"""
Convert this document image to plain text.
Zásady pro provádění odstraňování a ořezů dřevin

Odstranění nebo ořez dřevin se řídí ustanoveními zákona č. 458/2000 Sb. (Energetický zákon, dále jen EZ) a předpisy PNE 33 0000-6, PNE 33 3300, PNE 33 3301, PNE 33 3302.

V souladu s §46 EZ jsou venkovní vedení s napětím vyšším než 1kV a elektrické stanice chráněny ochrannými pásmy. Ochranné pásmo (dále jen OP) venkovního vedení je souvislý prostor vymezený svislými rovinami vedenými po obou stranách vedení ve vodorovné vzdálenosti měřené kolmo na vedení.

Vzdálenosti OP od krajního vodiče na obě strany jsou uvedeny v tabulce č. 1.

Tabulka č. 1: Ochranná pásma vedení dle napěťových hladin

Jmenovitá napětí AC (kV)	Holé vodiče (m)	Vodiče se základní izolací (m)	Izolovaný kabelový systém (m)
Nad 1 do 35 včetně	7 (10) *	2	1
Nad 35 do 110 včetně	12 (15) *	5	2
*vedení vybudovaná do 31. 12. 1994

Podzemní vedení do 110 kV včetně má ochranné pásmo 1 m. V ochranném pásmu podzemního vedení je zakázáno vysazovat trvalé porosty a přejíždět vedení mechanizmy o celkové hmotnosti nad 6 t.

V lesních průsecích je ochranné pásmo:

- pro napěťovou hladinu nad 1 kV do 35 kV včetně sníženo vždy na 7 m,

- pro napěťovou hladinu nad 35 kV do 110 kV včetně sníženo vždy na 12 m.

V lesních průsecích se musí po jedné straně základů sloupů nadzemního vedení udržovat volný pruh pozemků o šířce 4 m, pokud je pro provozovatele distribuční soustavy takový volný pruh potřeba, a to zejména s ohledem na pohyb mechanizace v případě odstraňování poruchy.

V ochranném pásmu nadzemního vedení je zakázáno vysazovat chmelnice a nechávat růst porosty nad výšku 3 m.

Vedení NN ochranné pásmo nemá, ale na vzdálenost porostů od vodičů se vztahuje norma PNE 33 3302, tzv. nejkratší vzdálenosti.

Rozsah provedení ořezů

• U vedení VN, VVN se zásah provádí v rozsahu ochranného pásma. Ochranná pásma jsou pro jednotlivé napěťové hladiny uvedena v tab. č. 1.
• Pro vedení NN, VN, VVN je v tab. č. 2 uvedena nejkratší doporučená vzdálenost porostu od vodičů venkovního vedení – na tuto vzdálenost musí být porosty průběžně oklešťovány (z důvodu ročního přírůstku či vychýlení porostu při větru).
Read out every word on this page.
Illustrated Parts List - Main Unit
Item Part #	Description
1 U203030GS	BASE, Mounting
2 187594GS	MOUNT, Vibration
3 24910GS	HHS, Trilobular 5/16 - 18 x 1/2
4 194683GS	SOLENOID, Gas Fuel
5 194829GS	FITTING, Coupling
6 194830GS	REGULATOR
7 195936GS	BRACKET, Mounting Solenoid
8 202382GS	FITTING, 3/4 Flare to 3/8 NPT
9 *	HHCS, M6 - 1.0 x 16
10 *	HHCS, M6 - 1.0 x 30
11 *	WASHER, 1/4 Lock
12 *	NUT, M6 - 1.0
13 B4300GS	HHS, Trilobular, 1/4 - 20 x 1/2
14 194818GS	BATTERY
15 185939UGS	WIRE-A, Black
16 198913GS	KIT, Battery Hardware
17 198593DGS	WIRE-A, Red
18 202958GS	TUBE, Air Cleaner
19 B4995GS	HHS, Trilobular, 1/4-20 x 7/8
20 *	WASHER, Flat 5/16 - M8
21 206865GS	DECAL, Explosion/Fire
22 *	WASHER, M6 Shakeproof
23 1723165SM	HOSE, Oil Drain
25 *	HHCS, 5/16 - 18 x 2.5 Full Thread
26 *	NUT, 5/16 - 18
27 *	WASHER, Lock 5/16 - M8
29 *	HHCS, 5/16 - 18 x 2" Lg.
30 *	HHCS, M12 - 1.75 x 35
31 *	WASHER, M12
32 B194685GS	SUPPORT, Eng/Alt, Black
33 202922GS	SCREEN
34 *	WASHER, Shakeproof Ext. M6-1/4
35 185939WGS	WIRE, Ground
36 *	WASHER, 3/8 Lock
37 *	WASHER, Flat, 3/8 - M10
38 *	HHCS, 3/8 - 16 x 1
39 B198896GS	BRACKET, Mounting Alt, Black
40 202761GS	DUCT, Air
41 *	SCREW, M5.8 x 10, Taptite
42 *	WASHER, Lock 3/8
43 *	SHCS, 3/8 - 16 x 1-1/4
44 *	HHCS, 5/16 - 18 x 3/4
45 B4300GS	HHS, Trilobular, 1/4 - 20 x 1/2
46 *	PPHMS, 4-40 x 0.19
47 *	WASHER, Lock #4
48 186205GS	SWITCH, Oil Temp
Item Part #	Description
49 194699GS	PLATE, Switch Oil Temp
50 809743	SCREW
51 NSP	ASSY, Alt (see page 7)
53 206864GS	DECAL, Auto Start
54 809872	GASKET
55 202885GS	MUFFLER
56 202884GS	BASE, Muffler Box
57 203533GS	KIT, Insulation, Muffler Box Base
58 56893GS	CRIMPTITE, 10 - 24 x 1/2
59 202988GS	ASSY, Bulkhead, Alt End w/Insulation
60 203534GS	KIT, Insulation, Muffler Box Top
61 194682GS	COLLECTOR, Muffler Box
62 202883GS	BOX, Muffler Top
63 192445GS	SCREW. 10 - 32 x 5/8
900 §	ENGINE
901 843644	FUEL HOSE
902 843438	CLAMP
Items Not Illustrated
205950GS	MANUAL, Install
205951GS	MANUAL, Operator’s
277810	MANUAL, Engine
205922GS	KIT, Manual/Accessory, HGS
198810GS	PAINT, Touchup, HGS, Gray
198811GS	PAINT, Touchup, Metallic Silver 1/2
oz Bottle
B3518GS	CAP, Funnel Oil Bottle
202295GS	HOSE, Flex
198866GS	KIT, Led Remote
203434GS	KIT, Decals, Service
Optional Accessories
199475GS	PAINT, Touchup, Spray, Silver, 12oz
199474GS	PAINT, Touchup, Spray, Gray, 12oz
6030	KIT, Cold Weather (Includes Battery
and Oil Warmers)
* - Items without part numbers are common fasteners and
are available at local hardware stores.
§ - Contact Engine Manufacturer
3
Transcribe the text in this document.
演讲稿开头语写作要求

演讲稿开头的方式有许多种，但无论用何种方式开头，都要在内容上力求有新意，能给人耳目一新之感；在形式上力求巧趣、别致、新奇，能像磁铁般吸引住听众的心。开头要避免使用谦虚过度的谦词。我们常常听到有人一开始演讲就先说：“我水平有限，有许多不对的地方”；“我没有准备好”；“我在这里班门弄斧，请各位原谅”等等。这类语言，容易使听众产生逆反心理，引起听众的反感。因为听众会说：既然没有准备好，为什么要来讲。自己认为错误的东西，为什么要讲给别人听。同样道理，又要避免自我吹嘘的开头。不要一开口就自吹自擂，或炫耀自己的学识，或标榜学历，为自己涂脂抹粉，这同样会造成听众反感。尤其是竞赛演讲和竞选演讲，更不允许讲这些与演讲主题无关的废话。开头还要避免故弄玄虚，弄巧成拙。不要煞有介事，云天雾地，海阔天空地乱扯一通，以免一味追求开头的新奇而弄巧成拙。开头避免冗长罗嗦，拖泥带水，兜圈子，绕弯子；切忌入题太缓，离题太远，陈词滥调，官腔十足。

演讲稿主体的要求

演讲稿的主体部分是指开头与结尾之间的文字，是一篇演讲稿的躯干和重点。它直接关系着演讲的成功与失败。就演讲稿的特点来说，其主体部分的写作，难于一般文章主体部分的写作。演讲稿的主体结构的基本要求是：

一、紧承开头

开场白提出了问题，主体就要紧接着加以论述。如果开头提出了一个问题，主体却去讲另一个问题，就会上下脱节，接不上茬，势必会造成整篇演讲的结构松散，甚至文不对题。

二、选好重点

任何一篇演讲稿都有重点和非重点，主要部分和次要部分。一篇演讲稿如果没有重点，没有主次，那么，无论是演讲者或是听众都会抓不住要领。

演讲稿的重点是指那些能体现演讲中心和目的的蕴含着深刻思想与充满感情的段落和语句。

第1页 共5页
"""
WORK TO COMPLETE
Check each line above for the string "zakázáno", then copy the ones that have it.

OUTPUT FOR THIS TASK
Podzemní vedení do 110 kV včetně má ochranné pásmo 1 m. V ochranném pásmu podzemního vedení je zakázáno vysazovat trvalé porosty a přejíždět vedení mechanizmy o celkové hmotnosti nad 6 t.
V ochranném pásmu nadzemního vedení je zakázáno vysazovat chmelnice a nechávat růst porosty nad výšku 3 m.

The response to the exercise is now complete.